* Stated goal: Reproduce every line of the entries below character for character.

########

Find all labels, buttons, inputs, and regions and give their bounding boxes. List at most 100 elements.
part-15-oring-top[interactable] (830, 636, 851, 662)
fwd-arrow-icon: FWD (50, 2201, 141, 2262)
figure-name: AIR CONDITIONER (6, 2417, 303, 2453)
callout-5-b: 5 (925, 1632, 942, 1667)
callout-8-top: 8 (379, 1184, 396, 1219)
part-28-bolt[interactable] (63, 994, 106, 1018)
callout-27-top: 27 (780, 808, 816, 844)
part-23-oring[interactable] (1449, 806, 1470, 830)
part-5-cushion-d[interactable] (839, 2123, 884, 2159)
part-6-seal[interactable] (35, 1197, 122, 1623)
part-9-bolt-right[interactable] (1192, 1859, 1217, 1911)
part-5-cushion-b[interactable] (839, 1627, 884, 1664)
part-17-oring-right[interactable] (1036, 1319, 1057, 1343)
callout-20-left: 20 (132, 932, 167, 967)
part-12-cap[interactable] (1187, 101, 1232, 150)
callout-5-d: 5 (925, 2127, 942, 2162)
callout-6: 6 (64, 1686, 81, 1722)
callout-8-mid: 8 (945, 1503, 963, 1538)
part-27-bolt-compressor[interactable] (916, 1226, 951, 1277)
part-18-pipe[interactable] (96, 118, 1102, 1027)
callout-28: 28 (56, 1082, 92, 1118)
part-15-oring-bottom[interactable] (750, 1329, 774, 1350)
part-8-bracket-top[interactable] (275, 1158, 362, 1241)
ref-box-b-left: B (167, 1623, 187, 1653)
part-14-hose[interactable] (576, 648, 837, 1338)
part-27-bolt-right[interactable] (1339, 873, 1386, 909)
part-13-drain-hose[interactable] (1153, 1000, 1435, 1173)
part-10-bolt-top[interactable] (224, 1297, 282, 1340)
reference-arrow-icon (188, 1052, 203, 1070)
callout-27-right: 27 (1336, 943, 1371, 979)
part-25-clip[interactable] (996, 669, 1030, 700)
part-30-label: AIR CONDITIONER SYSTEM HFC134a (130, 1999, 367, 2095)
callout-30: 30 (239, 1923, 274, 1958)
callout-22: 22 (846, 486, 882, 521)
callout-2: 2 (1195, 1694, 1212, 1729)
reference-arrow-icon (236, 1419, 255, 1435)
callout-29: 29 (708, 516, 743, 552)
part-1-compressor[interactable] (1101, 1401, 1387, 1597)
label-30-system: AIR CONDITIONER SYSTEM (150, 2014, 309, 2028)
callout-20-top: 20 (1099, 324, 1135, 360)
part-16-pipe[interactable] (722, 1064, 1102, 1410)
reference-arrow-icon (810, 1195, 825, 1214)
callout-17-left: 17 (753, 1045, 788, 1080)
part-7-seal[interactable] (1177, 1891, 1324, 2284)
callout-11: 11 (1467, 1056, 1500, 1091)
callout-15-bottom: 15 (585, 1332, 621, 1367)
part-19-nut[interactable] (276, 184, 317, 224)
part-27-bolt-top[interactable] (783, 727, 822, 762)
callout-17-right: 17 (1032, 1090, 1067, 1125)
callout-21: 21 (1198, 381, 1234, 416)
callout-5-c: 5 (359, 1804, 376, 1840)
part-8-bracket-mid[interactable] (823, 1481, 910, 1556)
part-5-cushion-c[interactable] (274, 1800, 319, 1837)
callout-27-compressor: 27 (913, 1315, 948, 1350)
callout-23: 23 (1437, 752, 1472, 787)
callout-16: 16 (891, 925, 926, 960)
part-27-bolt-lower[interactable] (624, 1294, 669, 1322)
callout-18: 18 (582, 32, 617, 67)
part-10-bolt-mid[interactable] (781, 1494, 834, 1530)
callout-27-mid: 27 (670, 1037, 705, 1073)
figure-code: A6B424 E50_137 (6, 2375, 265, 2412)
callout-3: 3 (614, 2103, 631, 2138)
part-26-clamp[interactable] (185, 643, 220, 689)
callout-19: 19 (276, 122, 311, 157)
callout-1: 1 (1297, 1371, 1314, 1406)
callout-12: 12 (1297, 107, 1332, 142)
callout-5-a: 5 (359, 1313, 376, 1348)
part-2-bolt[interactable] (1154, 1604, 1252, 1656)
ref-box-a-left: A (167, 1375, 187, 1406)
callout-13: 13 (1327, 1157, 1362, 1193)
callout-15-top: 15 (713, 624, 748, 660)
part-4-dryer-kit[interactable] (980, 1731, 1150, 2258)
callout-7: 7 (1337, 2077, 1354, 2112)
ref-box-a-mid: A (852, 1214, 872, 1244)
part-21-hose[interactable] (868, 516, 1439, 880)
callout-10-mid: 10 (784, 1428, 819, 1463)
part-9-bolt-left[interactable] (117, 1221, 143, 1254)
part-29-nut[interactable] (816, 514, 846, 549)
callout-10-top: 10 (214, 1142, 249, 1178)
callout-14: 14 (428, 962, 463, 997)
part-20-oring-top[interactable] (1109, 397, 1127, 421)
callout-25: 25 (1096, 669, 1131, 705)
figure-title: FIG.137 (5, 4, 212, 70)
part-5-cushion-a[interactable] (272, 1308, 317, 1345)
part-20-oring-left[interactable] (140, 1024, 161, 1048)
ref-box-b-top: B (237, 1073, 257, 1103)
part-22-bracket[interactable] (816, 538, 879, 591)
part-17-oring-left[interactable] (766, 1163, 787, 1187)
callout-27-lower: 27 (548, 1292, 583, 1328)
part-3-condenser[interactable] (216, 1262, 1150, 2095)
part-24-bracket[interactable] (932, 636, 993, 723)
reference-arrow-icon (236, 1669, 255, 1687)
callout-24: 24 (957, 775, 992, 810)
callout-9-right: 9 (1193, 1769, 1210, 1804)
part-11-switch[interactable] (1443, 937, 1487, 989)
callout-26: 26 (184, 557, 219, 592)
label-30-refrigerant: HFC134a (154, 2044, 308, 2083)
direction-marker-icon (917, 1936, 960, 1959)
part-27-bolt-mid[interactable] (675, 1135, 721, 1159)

########

* The result:
Find all labels, buttons, inputs, and regions and give their bounding boxes. List at most 100 elements.
part-15-oring-top[interactable] (830, 636, 851, 662)
fwd-arrow-icon: FWD (50, 2201, 141, 2262)
figure-name: AIR CONDITIONER (6, 2417, 303, 2453)
callout-5-b: 5 (925, 1632, 942, 1667)
callout-8-top: 8 (379, 1184, 396, 1219)
part-28-bolt[interactable] (63, 994, 106, 1018)
callout-27-top: 27 (780, 808, 816, 844)
part-23-oring[interactable] (1449, 806, 1470, 830)
part-5-cushion-d[interactable] (839, 2123, 884, 2159)
part-6-seal[interactable] (35, 1197, 122, 1623)
part-9-bolt-right[interactable] (1192, 1859, 1217, 1911)
part-5-cushion-b[interactable] (839, 1627, 884, 1664)
part-17-oring-right[interactable] (1036, 1319, 1057, 1343)
callout-20-left: 20 (132, 932, 167, 967)
part-12-cap[interactable] (1187, 101, 1232, 150)
callout-5-d: 5 (925, 2127, 942, 2162)
callout-6: 6 (64, 1686, 81, 1722)
callout-8-mid: 8 (945, 1503, 963, 1538)
part-27-bolt-compressor[interactable] (916, 1226, 951, 1277)
part-18-pipe[interactable] (96, 118, 1102, 1027)
callout-28: 28 (56, 1082, 92, 1118)
part-15-oring-bottom[interactable] (750, 1329, 774, 1350)
part-8-bracket-top[interactable] (275, 1158, 362, 1241)
ref-box-b-left: B (167, 1623, 187, 1653)
part-14-hose[interactable] (576, 648, 837, 1338)
part-27-bolt-right[interactable] (1339, 873, 1386, 909)
part-13-drain-hose[interactable] (1153, 1000, 1435, 1173)
part-10-bolt-top[interactable] (224, 1297, 282, 1340)
reference-arrow-icon (188, 1052, 203, 1070)
callout-27-right: 27 (1336, 943, 1371, 979)
part-25-clip[interactable] (996, 669, 1030, 700)
part-30-label: AIR CONDITIONER SYSTEM HFC134a (130, 1999, 367, 2095)
callout-30: 30 (239, 1923, 274, 1958)
callout-22: 22 (846, 486, 882, 521)
callout-2: 2 (1195, 1694, 1212, 1729)
reference-arrow-icon (236, 1419, 255, 1435)
callout-29: 29 (708, 516, 743, 552)
part-1-compressor[interactable] (1101, 1401, 1387, 1597)
label-30-system: AIR CONDITIONER SYSTEM (150, 2014, 309, 2028)
callout-20-top: 20 (1099, 324, 1135, 360)
part-16-pipe[interactable] (722, 1064, 1102, 1410)
reference-arrow-icon (810, 1195, 825, 1214)
callout-17-left: 17 (753, 1045, 788, 1080)
part-7-seal[interactable] (1177, 1891, 1324, 2284)
callout-11: 11 (1467, 1056, 1500, 1091)
callout-15-bottom: 15 (585, 1332, 621, 1367)
part-19-nut[interactable] (276, 184, 317, 224)
part-27-bolt-top[interactable] (783, 727, 822, 762)
callout-17-right: 17 (1032, 1090, 1067, 1125)
callout-21: 21 (1198, 381, 1234, 416)
callout-5-c: 5 (359, 1804, 376, 1840)
part-8-bracket-mid[interactable] (823, 1481, 910, 1556)
part-5-cushion-c[interactable] (274, 1800, 319, 1837)
callout-27-compressor: 27 (913, 1315, 948, 1350)
callout-23: 23 (1437, 752, 1472, 787)
callout-16: 16 (891, 925, 926, 960)
part-27-bolt-lower[interactable] (624, 1294, 669, 1322)
callout-18: 18 (582, 32, 617, 67)
part-10-bolt-mid[interactable] (781, 1494, 834, 1530)
callout-27-mid: 27 (670, 1037, 705, 1073)
figure-code: A6B424 E50_137 (6, 2375, 265, 2412)
callout-3: 3 (614, 2103, 631, 2138)
part-26-clamp[interactable] (185, 643, 220, 689)
callout-19: 19 (276, 122, 311, 157)
callout-1: 1 (1297, 1371, 1314, 1406)
callout-12: 12 (1297, 107, 1332, 142)
callout-5-a: 5 (359, 1313, 376, 1348)
part-2-bolt[interactable] (1154, 1604, 1252, 1656)
ref-box-a-left: A (167, 1375, 187, 1406)
callout-13: 13 (1327, 1157, 1362, 1193)
callout-15-top: 15 (713, 624, 748, 660)
part-4-dryer-kit[interactable] (980, 1731, 1150, 2258)
callout-7: 7 (1337, 2077, 1354, 2112)
ref-box-a-mid: A (852, 1214, 872, 1244)
part-21-hose[interactable] (868, 516, 1439, 880)
callout-10-mid: 10 (784, 1428, 819, 1463)
part-9-bolt-left[interactable] (117, 1221, 143, 1254)
part-29-nut[interactable] (816, 514, 846, 549)
callout-10-top: 10 (214, 1142, 249, 1178)
callout-14: 14 (428, 962, 463, 997)
part-20-oring-top[interactable] (1109, 397, 1127, 421)
callout-25: 25 (1096, 669, 1131, 705)
figure-title: FIG.137 (5, 4, 212, 70)
part-5-cushion-a[interactable] (272, 1308, 317, 1345)
part-20-oring-left[interactable] (140, 1024, 161, 1048)
ref-box-b-top: B (237, 1073, 257, 1103)
part-22-bracket[interactable] (816, 538, 879, 591)
part-17-oring-left[interactable] (766, 1163, 787, 1187)
callout-27-lower: 27 (548, 1292, 583, 1328)
part-3-condenser[interactable] (216, 1262, 1150, 2095)
part-24-bracket[interactable] (932, 636, 993, 723)
reference-arrow-icon (236, 1669, 255, 1687)
callout-24: 24 (957, 775, 992, 810)
callout-9-right: 9 (1193, 1769, 1210, 1804)
part-11-switch[interactable] (1443, 937, 1487, 989)
callout-26: 26 (184, 557, 219, 592)
label-30-refrigerant: HFC134a (154, 2044, 308, 2083)
direction-marker-icon (917, 1936, 960, 1959)
part-27-bolt-mid[interactable] (675, 1135, 721, 1159)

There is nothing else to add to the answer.